CHALLENGE
Identify all lines in the data containing the string "screenshot". Copy them out.

DATA FOR THIS TASK
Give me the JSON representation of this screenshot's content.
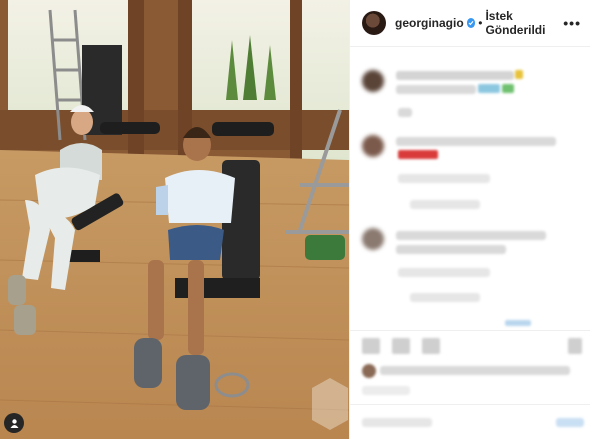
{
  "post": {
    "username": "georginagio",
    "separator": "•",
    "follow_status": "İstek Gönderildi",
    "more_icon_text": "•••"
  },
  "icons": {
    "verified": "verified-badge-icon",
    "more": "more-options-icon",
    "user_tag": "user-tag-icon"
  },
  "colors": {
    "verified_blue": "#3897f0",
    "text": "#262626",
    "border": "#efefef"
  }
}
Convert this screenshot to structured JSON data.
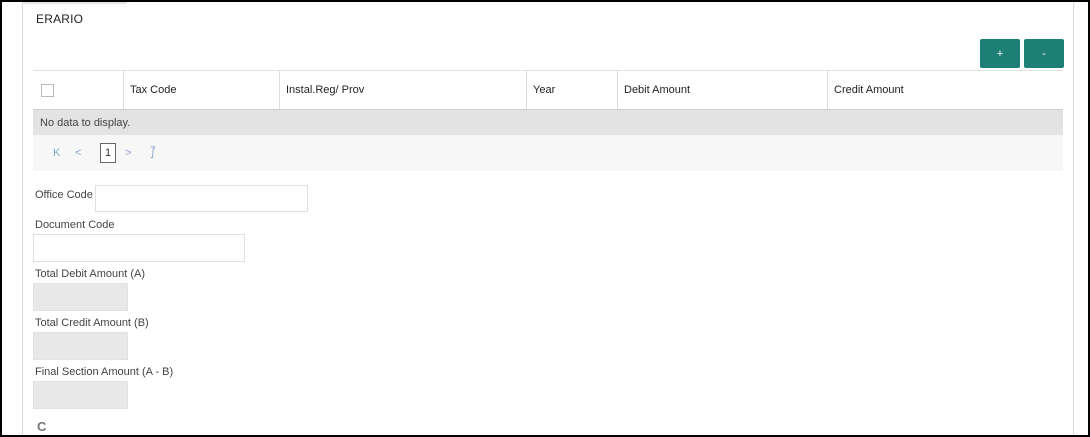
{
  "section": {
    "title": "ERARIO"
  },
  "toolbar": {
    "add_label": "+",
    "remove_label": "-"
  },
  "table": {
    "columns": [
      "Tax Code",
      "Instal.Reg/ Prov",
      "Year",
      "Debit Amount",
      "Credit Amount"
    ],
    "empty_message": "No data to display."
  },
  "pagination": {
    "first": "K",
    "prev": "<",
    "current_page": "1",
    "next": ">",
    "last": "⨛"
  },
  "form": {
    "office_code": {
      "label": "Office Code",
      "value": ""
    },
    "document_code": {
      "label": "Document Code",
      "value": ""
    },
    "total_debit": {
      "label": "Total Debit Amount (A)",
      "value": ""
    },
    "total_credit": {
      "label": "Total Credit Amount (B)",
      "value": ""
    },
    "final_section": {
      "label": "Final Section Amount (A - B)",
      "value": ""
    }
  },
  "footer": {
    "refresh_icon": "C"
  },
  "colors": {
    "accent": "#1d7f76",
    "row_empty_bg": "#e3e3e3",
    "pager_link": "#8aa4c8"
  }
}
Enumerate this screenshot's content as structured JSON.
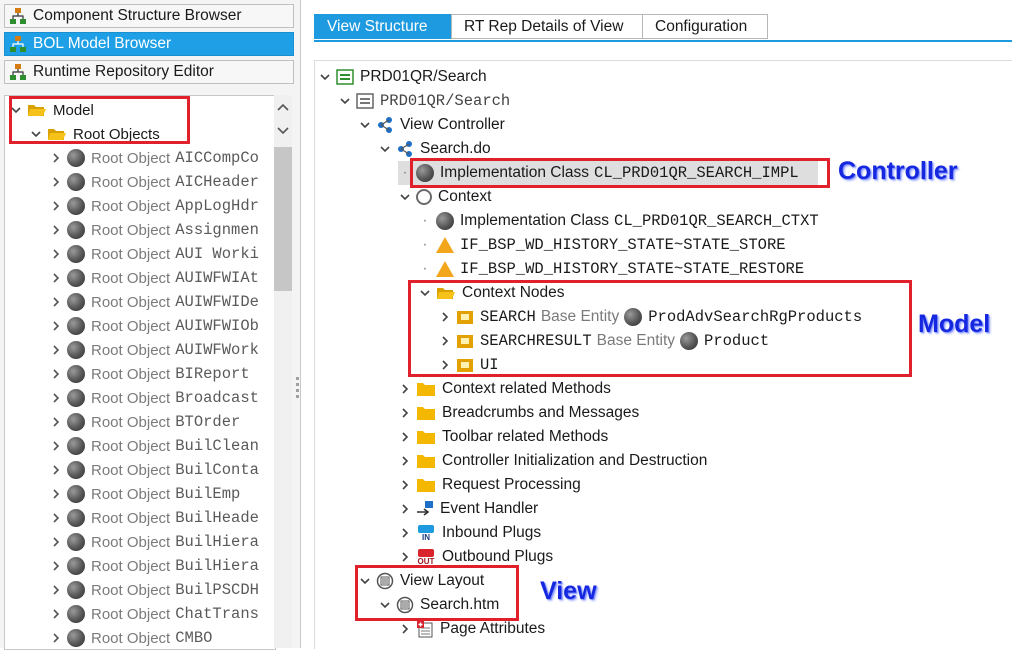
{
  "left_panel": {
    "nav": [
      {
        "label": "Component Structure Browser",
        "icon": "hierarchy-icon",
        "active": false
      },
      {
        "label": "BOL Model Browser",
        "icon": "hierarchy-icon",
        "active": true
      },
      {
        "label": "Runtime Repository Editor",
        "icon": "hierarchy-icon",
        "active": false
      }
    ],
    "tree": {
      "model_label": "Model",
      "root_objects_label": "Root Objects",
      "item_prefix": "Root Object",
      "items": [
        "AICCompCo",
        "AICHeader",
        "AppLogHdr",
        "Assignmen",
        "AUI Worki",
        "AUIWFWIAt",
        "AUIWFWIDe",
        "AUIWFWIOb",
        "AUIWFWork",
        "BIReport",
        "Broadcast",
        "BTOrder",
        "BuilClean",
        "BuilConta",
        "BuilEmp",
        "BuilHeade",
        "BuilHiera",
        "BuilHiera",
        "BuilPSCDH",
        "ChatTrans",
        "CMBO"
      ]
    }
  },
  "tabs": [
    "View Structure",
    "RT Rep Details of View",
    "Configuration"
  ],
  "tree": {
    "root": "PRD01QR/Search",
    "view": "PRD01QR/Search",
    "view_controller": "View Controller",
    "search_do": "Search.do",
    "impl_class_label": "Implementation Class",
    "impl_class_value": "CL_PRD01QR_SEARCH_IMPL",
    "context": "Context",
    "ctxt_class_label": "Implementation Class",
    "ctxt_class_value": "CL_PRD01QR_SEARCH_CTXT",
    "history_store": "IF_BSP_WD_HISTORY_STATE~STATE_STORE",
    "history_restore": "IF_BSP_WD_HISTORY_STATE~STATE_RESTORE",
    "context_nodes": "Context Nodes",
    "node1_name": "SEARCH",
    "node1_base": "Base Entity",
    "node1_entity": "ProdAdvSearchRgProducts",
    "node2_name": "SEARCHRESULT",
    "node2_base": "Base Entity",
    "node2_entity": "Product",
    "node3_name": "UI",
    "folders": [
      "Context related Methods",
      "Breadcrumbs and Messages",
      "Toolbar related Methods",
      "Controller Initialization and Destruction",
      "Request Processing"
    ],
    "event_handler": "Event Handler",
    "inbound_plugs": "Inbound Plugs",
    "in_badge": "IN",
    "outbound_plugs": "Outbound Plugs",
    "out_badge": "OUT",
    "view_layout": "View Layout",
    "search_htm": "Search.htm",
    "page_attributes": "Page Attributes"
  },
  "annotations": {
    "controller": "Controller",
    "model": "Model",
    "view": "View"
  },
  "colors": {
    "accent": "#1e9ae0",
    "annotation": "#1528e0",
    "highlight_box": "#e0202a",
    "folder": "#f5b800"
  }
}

WRITTEN REPLY
Give me the JSON representation of this screenshot's content.
Convert this screenshot to structured JSON data.
Enumerate this screenshot's content as structured JSON.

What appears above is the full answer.